Figure contents as structured data

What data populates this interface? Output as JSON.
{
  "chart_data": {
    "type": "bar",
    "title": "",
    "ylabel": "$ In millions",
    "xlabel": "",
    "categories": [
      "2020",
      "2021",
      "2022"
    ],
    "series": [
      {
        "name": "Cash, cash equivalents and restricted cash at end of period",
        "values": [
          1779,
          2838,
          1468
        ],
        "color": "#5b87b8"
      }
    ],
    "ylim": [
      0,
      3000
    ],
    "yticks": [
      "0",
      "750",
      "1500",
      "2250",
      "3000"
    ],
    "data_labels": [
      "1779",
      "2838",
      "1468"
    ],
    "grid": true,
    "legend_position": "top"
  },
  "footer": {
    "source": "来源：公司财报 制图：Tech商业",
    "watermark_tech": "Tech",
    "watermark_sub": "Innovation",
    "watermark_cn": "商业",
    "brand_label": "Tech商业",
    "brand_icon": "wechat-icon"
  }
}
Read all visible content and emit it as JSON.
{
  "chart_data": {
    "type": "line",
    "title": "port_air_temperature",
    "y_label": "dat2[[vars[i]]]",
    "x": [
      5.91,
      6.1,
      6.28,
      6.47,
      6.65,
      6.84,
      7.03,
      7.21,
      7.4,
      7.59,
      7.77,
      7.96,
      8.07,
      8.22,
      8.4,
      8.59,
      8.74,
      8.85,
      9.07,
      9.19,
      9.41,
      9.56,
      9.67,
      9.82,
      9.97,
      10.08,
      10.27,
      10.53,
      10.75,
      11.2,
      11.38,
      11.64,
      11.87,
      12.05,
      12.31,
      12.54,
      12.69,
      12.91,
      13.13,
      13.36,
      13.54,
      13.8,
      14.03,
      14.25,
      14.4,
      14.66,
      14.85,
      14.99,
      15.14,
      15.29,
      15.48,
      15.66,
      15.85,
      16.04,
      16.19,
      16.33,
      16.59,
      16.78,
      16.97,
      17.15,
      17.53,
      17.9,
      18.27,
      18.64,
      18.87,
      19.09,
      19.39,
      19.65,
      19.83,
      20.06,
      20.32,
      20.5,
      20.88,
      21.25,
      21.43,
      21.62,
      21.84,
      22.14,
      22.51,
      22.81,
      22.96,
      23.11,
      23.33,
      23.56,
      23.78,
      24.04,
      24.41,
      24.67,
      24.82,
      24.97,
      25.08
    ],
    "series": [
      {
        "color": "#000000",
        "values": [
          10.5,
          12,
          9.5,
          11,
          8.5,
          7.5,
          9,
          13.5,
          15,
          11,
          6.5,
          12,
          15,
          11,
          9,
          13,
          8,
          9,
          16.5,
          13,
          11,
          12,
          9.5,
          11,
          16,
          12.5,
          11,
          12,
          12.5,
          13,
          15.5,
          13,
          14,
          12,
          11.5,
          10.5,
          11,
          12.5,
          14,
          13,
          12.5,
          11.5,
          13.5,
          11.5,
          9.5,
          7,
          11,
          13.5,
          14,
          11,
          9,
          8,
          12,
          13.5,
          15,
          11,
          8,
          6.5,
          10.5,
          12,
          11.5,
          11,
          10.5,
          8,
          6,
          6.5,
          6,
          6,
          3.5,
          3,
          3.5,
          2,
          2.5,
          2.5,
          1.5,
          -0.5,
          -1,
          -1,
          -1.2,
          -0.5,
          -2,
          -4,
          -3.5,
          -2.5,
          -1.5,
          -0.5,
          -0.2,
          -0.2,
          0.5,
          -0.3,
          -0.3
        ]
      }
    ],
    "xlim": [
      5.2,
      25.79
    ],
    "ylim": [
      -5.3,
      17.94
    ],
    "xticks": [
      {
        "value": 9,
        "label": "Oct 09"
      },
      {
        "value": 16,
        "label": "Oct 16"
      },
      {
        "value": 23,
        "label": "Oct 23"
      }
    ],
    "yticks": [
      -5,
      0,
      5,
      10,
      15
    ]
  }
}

Stated exercise: Return all the data above once more, precisely as given.

Written answer:
What data populates this interface? Output as JSON.
{
  "chart_data": {
    "type": "bar",
    "title": "",
    "ylabel": "$ In millions",
    "xlabel": "",
    "categories": [
      "2020",
      "2021",
      "2022"
    ],
    "series": [
      {
        "name": "Cash, cash equivalents and restricted cash at end of period",
        "values": [
          1779,
          2838,
          1468
        ],
        "color": "#5b87b8"
      }
    ],
    "ylim": [
      0,
      3000
    ],
    "yticks": [
      "0",
      "750",
      "1500",
      "2250",
      "3000"
    ],
    "data_labels": [
      "1779",
      "2838",
      "1468"
    ],
    "grid": true,
    "legend_position": "top"
  },
  "footer": {
    "source": "来源：公司财报 制图：Tech商业",
    "watermark_tech": "Tech",
    "watermark_sub": "Innovation",
    "watermark_cn": "商业",
    "brand_label": "Tech商业",
    "brand_icon": "wechat-icon"
  }
}
Read all visible content and emit it as JSON.
{
  "chart_data": {
    "type": "line",
    "title": "port_air_temperature",
    "y_label": "dat2[[vars[i]]]",
    "x": [
      5.91,
      6.1,
      6.28,
      6.47,
      6.65,
      6.84,
      7.03,
      7.21,
      7.4,
      7.59,
      7.77,
      7.96,
      8.07,
      8.22,
      8.4,
      8.59,
      8.74,
      8.85,
      9.07,
      9.19,
      9.41,
      9.56,
      9.67,
      9.82,
      9.97,
      10.08,
      10.27,
      10.53,
      10.75,
      11.2,
      11.38,
      11.64,
      11.87,
      12.05,
      12.31,
      12.54,
      12.69,
      12.91,
      13.13,
      13.36,
      13.54,
      13.8,
      14.03,
      14.25,
      14.4,
      14.66,
      14.85,
      14.99,
      15.14,
      15.29,
      15.48,
      15.66,
      15.85,
      16.04,
      16.19,
      16.33,
      16.59,
      16.78,
      16.97,
      17.15,
      17.53,
      17.9,
      18.27,
      18.64,
      18.87,
      19.09,
      19.39,
      19.65,
      19.83,
      20.06,
      20.32,
      20.5,
      20.88,
      21.25,
      21.43,
      21.62,
      21.84,
      22.14,
      22.51,
      22.81,
      22.96,
      23.11,
      23.33,
      23.56,
      23.78,
      24.04,
      24.41,
      24.67,
      24.82,
      24.97,
      25.08
    ],
    "series": [
      {
        "color": "#000000",
        "values": [
          10.5,
          12,
          9.5,
          11,
          8.5,
          7.5,
          9,
          13.5,
          15,
          11,
          6.5,
          12,
          15,
          11,
          9,
          13,
          8,
          9,
          16.5,
          13,
          11,
          12,
          9.5,
          11,
          16,
          12.5,
          11,
          12,
          12.5,
          13,
          15.5,
          13,
          14,
          12,
          11.5,
          10.5,
          11,
          12.5,
          14,
          13,
          12.5,
          11.5,
          13.5,
          11.5,
          9.5,
          7,
          11,
          13.5,
          14,
          11,
          9,
          8,
          12,
          13.5,
          15,
          11,
          8,
          6.5,
          10.5,
          12,
          11.5,
          11,
          10.5,
          8,
          6,
          6.5,
          6,
          6,
          3.5,
          3,
          3.5,
          2,
          2.5,
          2.5,
          1.5,
          -0.5,
          -1,
          -1,
          -1.2,
          -0.5,
          -2,
          -4,
          -3.5,
          -2.5,
          -1.5,
          -0.5,
          -0.2,
          -0.2,
          0.5,
          -0.3,
          -0.3
        ]
      }
    ],
    "xlim": [
      5.2,
      25.79
    ],
    "ylim": [
      -5.3,
      17.94
    ],
    "xticks": [
      {
        "value": 9,
        "label": "Oct 09"
      },
      {
        "value": 16,
        "label": "Oct 16"
      },
      {
        "value": 23,
        "label": "Oct 23"
      }
    ],
    "yticks": [
      -5,
      0,
      5,
      10,
      15
    ]
  }
}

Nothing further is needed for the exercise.